# WHAT THE TASK REQUIRES
Reproduce each line from the records that holds "Алтайского".

# SUPPLIED MATERIAL
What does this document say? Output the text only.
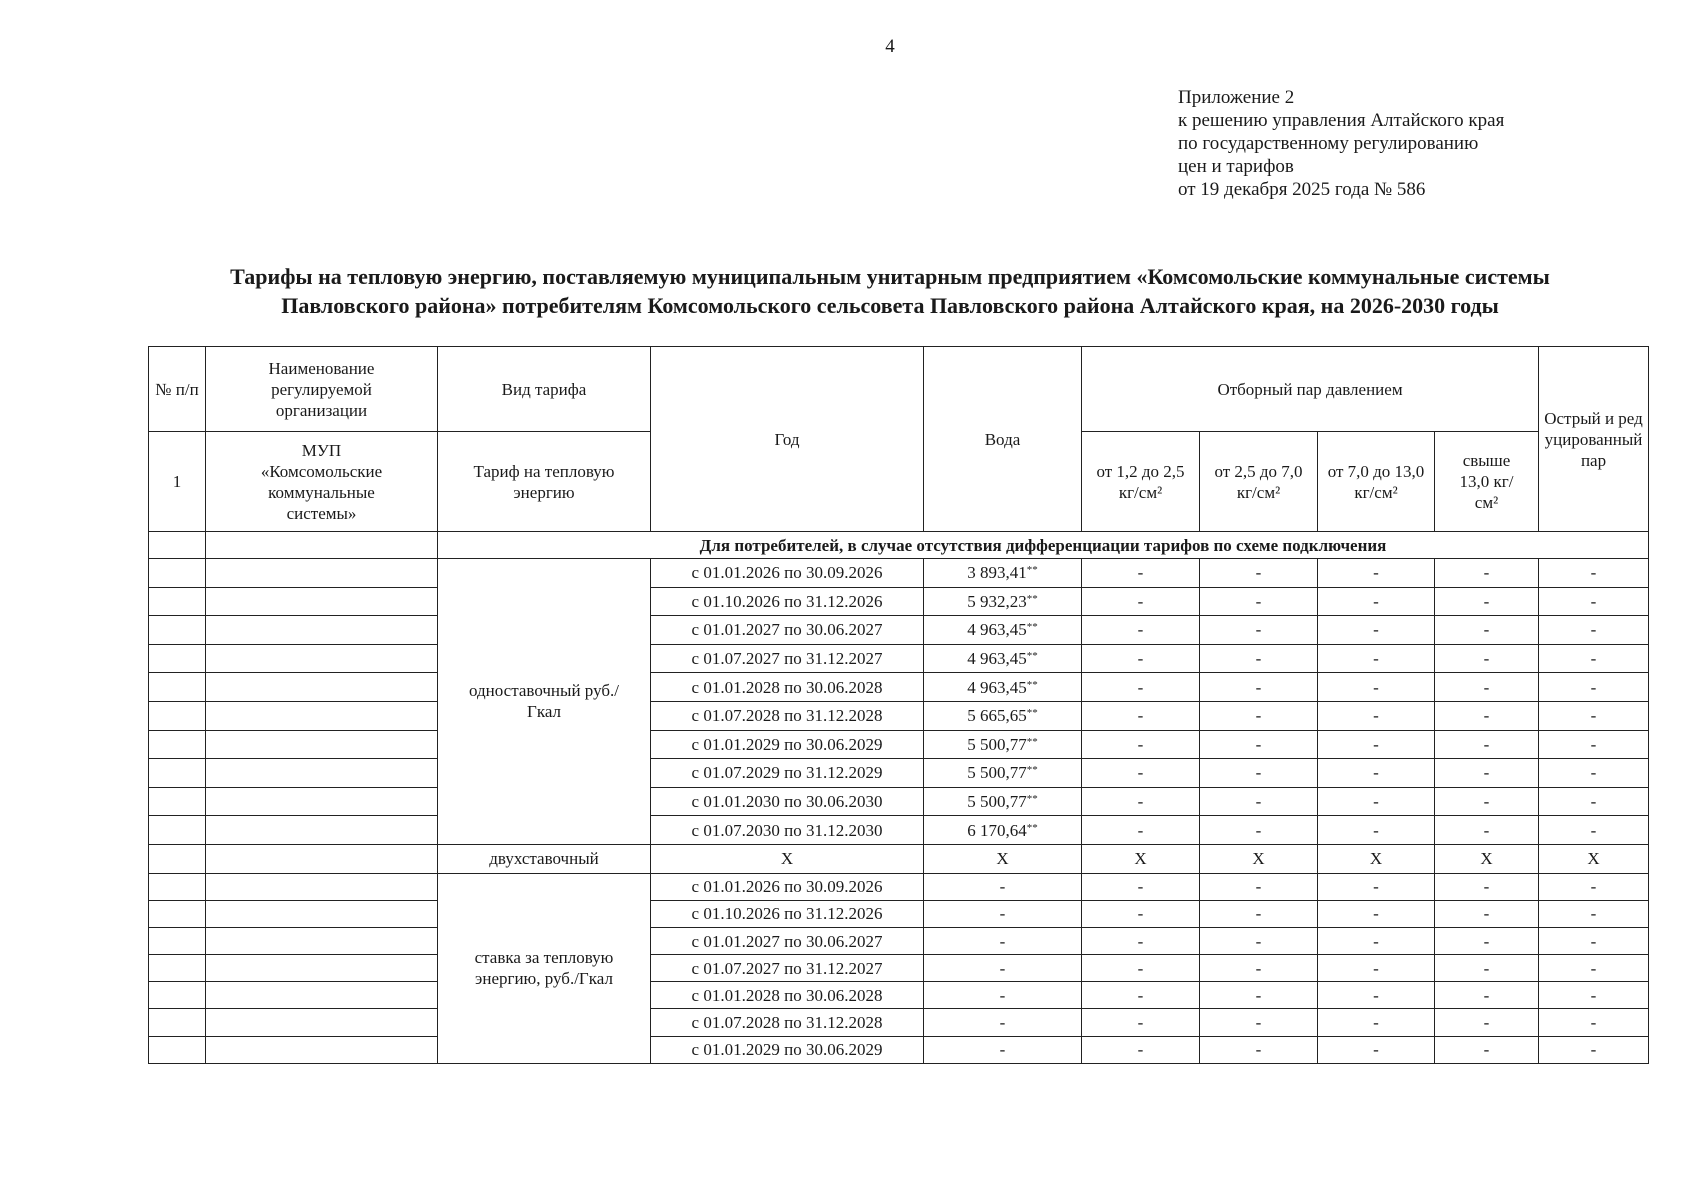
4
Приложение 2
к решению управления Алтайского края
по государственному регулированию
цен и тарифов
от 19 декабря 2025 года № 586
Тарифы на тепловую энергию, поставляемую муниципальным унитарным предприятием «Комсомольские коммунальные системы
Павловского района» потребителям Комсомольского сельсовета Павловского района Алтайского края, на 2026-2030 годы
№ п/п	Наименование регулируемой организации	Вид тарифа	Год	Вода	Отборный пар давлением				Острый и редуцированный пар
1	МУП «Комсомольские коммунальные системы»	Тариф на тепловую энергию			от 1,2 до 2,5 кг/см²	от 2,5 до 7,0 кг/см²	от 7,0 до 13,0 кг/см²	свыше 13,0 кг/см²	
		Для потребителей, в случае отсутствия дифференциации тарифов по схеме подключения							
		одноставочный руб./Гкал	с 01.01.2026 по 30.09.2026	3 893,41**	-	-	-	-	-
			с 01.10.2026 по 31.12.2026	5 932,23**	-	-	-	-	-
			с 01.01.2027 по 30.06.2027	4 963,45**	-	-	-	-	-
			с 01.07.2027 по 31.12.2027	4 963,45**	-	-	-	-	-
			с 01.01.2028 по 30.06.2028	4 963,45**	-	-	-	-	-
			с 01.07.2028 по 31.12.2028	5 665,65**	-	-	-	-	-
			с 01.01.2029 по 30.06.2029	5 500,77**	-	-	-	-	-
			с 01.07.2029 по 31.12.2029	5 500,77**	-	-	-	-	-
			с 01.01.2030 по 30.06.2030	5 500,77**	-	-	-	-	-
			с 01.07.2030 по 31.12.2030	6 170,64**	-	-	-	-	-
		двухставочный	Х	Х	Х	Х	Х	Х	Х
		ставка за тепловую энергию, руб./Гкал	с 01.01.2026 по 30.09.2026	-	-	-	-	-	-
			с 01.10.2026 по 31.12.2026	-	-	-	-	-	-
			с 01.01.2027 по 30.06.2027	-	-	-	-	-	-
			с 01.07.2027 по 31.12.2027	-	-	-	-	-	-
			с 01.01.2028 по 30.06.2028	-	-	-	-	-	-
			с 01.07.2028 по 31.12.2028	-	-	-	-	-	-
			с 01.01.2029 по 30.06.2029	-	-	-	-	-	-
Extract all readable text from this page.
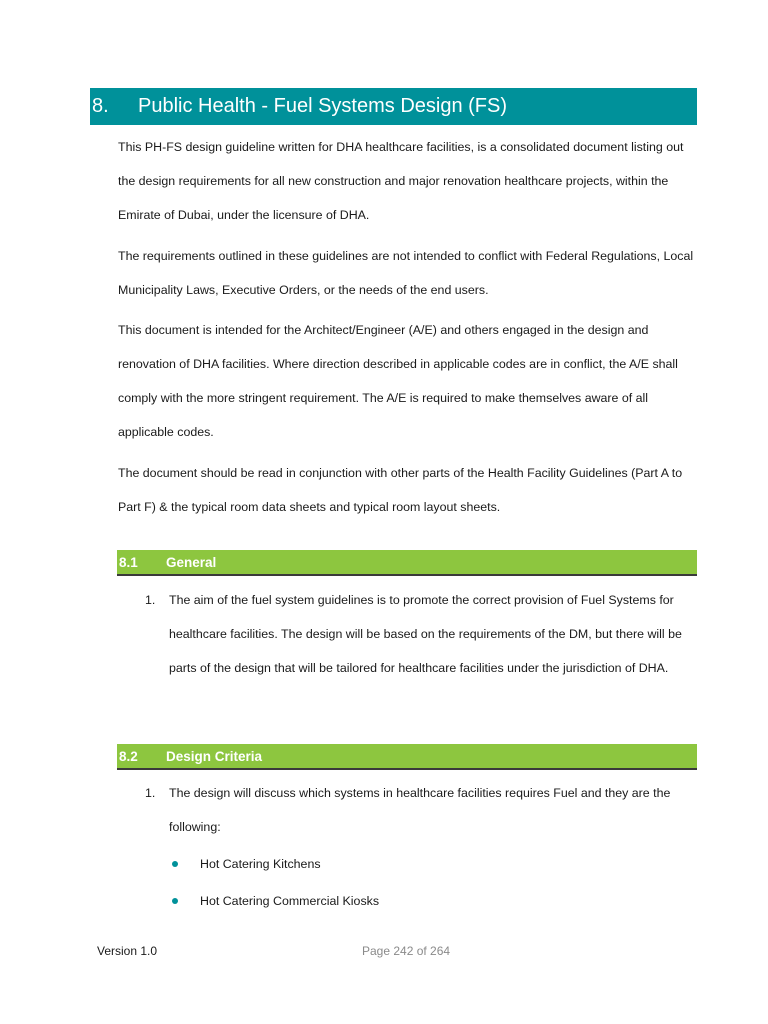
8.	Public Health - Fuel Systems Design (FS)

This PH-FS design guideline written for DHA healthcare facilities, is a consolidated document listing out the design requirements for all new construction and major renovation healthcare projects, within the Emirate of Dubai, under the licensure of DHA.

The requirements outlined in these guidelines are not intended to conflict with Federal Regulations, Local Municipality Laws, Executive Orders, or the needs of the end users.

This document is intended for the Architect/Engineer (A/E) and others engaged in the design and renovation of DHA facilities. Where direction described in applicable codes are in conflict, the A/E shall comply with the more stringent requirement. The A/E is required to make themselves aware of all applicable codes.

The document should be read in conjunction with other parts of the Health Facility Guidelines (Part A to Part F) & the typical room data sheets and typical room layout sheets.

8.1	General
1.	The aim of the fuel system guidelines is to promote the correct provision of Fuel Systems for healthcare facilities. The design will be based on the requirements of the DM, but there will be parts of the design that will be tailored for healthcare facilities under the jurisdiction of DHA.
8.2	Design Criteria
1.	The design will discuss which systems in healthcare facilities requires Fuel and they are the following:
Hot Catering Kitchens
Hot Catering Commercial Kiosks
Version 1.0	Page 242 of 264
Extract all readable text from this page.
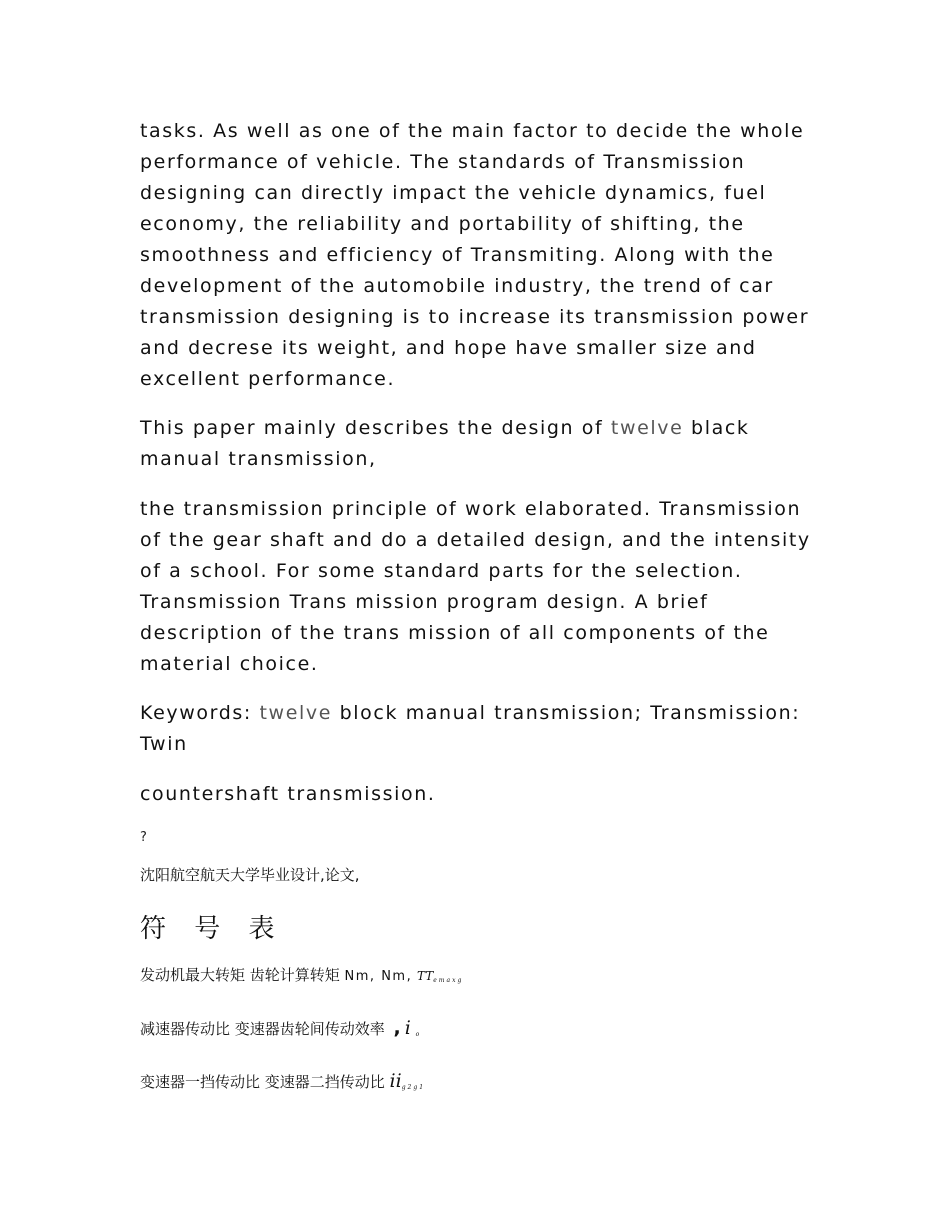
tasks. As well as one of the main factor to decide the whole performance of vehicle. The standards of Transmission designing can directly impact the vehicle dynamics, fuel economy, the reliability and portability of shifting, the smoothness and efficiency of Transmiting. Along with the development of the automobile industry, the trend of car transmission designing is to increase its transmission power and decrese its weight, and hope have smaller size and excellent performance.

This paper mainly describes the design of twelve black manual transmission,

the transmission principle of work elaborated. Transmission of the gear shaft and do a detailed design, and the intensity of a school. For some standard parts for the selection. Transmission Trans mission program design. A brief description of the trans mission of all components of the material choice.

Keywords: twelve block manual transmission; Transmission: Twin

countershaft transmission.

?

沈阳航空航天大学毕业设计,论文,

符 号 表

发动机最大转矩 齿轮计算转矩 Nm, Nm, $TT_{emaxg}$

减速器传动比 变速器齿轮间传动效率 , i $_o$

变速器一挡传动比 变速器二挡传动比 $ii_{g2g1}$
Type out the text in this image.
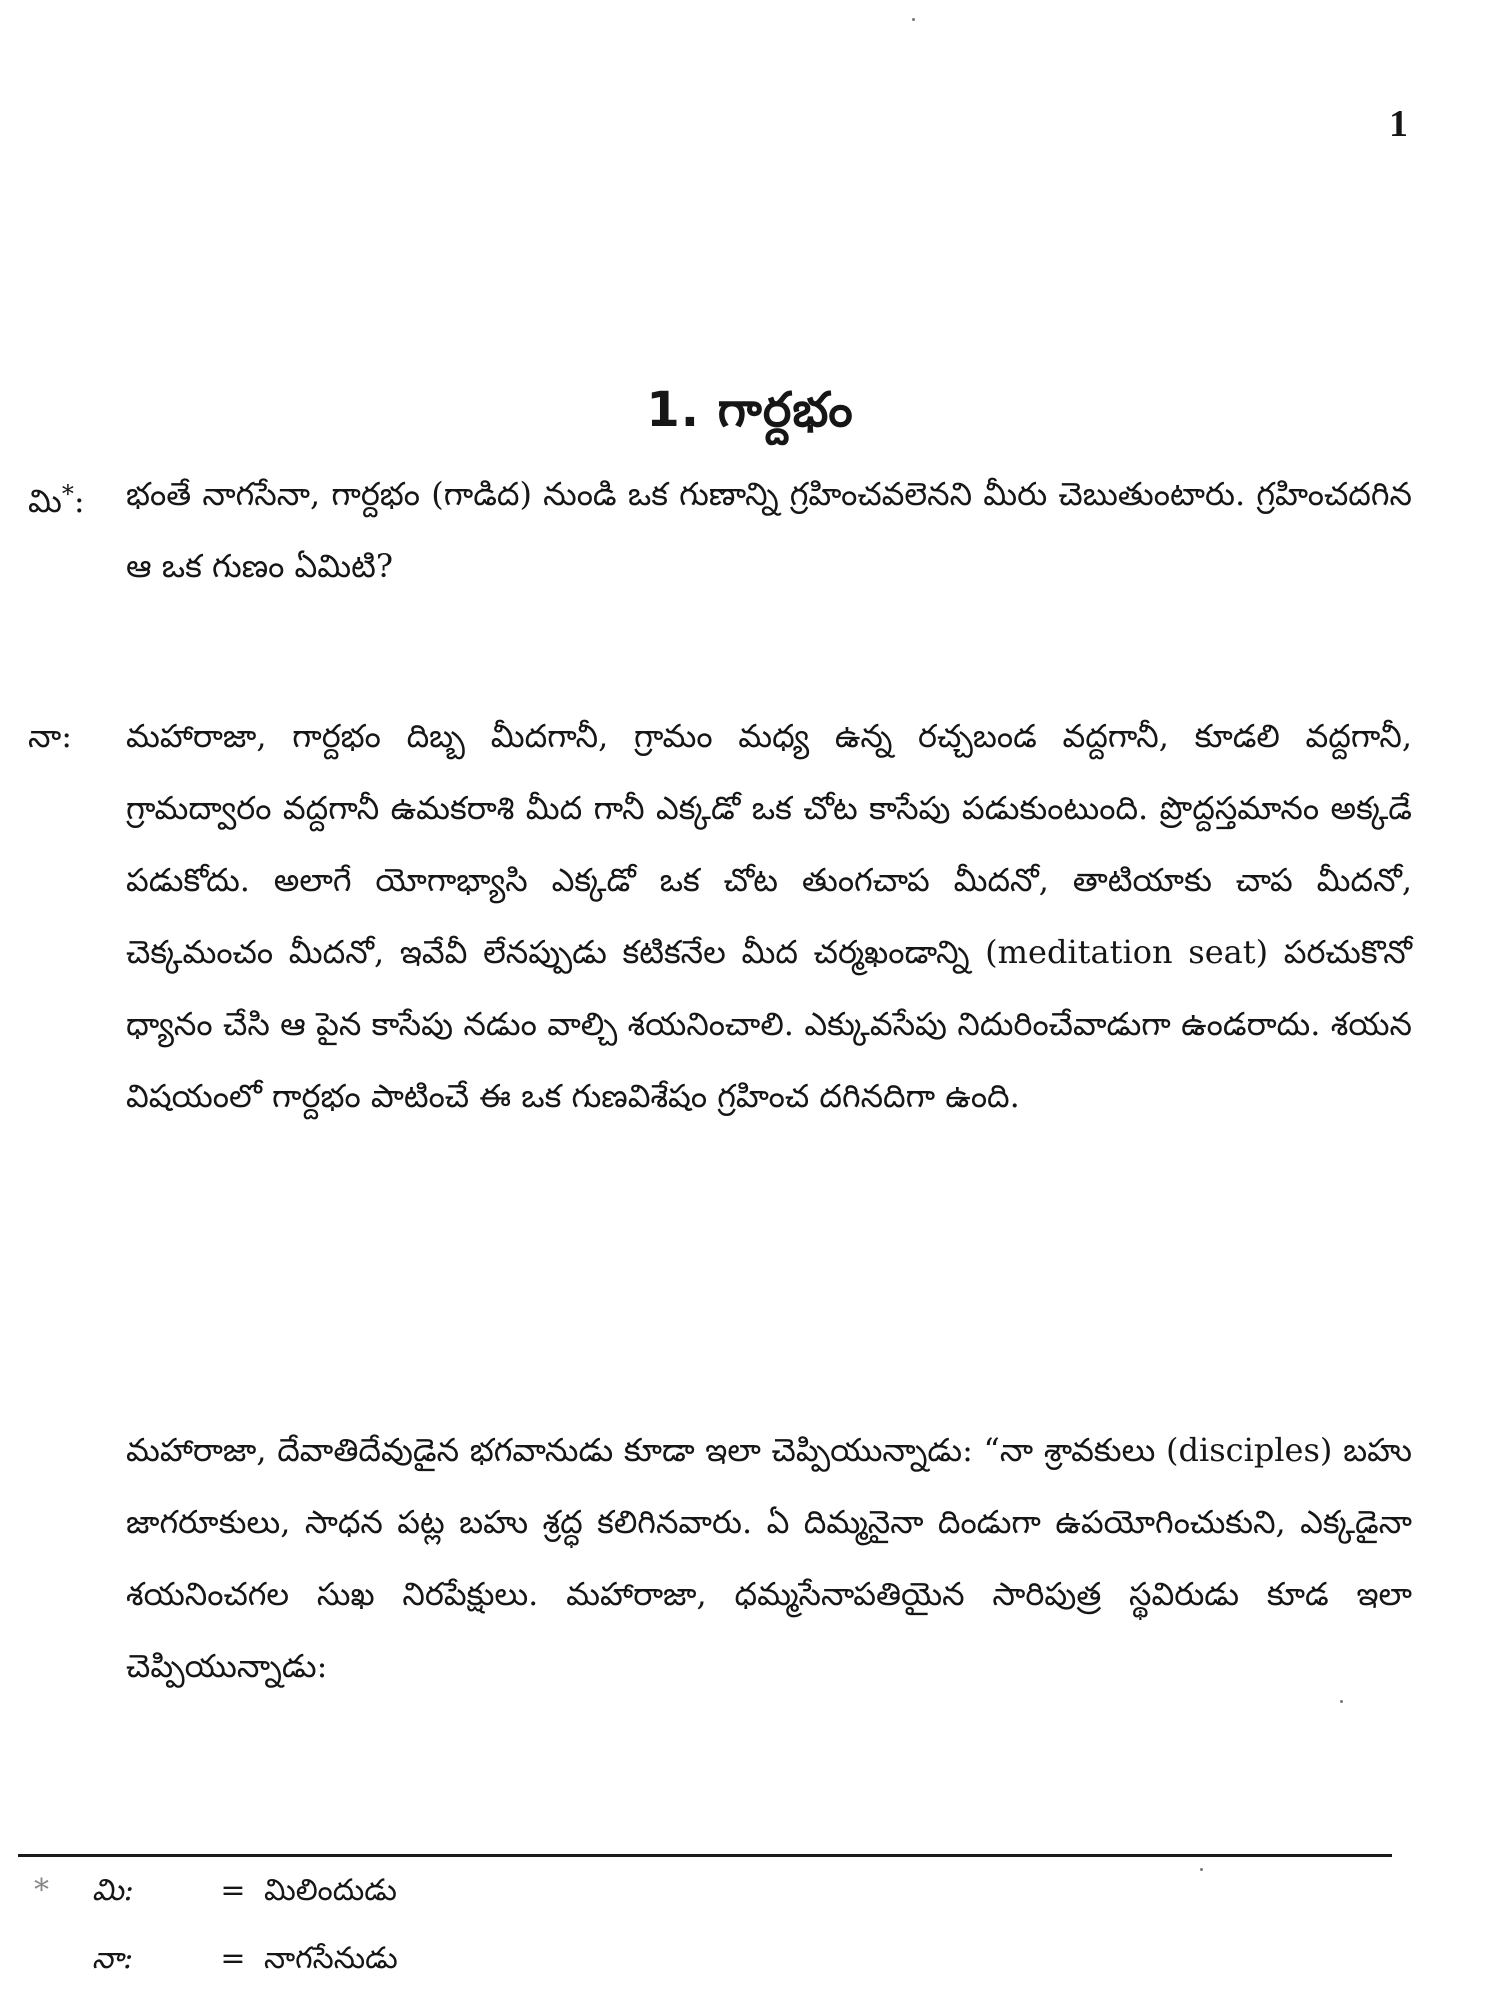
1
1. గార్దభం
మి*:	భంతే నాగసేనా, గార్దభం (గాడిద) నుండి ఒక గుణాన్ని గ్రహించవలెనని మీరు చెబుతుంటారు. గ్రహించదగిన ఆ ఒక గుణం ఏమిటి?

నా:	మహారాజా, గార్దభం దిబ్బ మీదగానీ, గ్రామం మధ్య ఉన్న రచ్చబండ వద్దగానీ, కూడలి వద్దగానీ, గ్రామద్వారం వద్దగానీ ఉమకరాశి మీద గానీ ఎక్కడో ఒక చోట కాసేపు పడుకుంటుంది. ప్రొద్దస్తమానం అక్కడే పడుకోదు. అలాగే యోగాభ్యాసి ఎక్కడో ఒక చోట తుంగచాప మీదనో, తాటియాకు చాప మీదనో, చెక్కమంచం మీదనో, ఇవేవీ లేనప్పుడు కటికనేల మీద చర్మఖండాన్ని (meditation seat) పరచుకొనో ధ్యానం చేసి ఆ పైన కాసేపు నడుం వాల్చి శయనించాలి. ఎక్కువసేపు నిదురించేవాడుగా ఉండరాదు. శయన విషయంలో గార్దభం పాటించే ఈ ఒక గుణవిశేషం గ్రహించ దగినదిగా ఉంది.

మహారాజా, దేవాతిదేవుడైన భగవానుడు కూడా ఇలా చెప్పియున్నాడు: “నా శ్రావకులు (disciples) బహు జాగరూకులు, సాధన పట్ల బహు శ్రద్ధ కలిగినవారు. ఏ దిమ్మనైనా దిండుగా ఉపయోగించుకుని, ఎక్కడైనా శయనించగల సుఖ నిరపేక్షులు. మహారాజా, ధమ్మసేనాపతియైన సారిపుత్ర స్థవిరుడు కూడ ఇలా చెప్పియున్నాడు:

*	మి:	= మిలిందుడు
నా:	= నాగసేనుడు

# COMPLETE OUTPUT
к решению управления Алтайского края
Павловского района» потребителям Комсомольского сельсовета Павловского района Алтайского края, на 2026-2030 годы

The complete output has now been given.